Data listing:
----

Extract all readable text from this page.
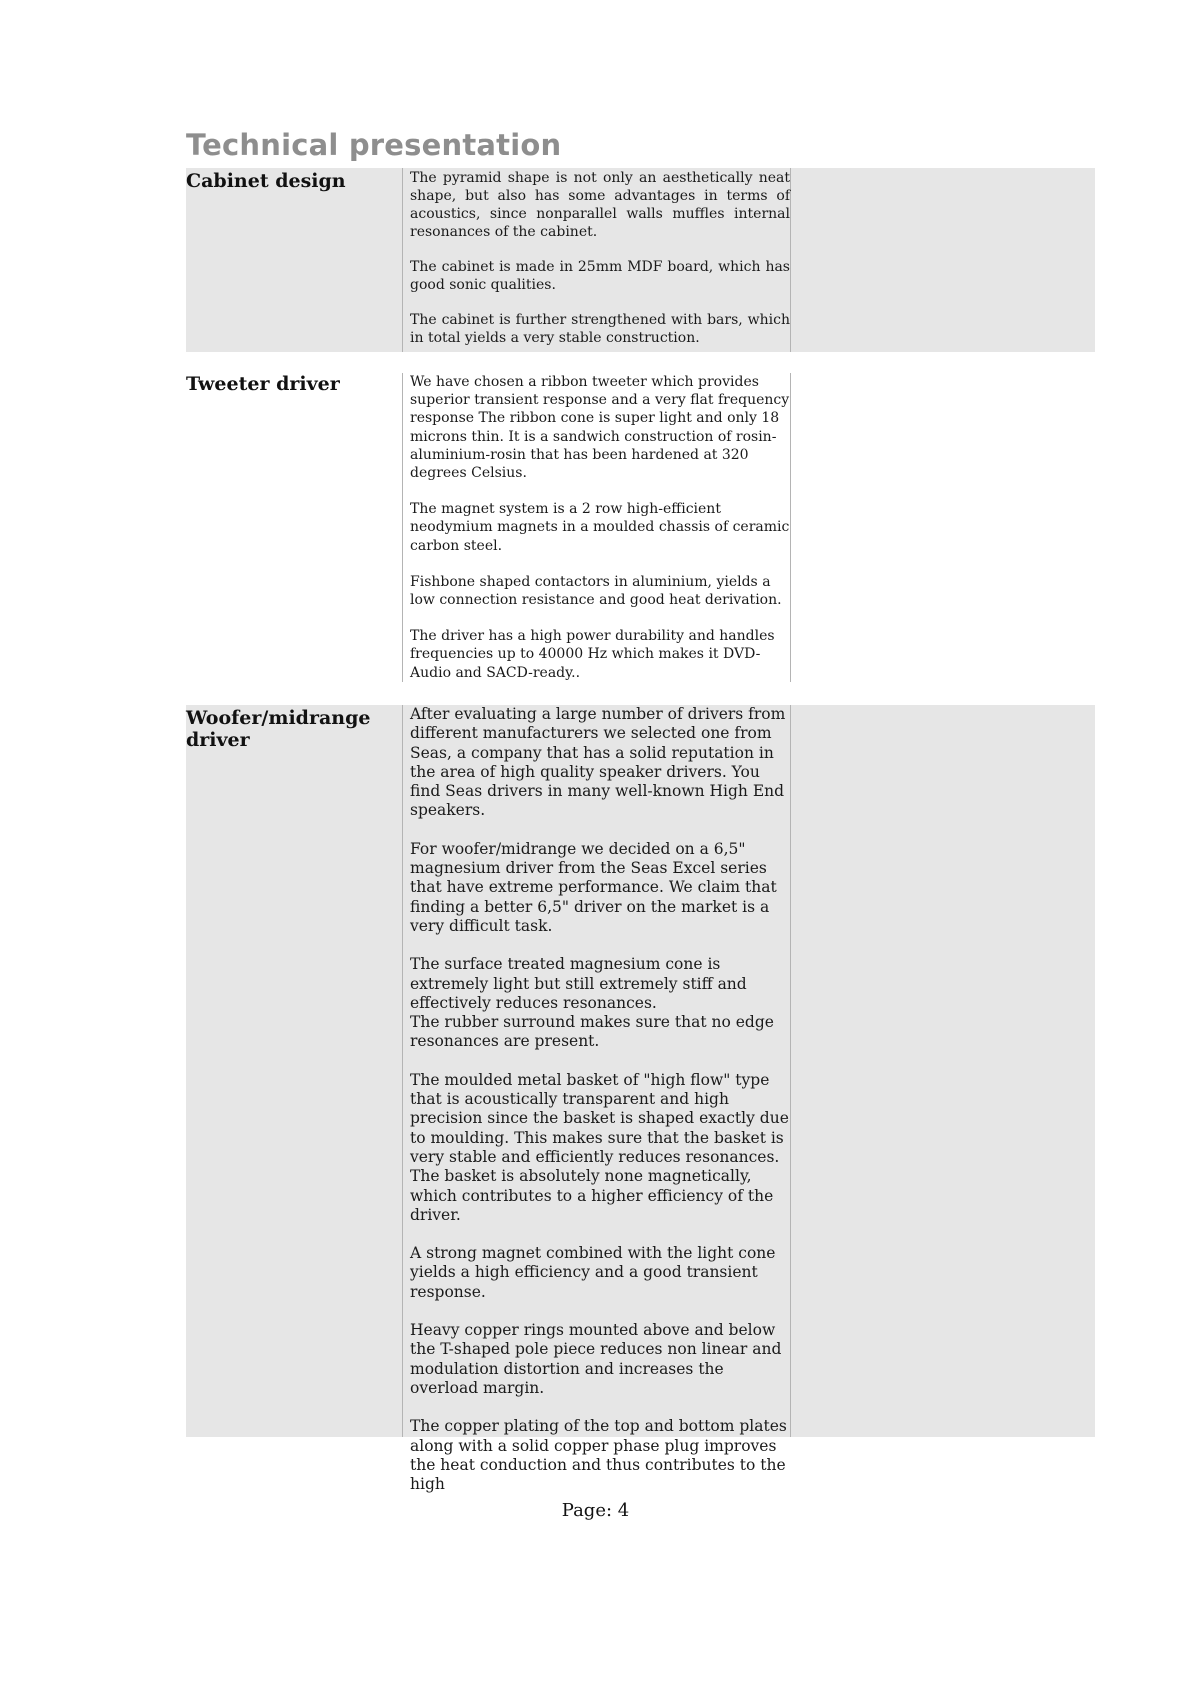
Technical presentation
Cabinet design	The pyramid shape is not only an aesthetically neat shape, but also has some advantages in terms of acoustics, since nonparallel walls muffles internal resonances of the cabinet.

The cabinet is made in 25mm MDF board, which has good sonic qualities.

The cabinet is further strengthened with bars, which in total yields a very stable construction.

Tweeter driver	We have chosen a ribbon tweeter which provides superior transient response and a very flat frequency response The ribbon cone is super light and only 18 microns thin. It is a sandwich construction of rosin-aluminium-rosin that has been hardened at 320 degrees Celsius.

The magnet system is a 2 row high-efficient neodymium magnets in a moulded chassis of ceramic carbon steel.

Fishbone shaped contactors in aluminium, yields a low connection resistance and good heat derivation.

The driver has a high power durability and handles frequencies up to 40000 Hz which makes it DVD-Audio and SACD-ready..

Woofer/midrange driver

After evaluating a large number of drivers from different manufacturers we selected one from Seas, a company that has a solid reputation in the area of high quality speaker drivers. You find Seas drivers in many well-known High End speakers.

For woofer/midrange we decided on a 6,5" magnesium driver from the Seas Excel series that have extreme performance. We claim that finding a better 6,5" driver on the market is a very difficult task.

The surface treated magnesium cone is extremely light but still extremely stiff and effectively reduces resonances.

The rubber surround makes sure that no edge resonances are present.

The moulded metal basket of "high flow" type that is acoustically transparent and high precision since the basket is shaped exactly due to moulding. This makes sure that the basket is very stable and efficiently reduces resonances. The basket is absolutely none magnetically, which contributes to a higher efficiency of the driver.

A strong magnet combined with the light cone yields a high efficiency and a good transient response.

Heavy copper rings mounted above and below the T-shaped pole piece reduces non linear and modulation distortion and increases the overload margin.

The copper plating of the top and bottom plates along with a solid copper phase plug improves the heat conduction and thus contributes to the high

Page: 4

----

* [Work instructions]: Return a copy of every line that includes the word "solid".

* [Task response]:
After evaluating a large number of drivers from different manufacturers we selected one from Seas, a company that has a solid reputation in the area of high quality speaker drivers. You find Seas drivers in many well-known High End speakers.
The copper plating of the top and bottom plates along with a solid copper phase plug improves the heat conduction and thus contributes to the high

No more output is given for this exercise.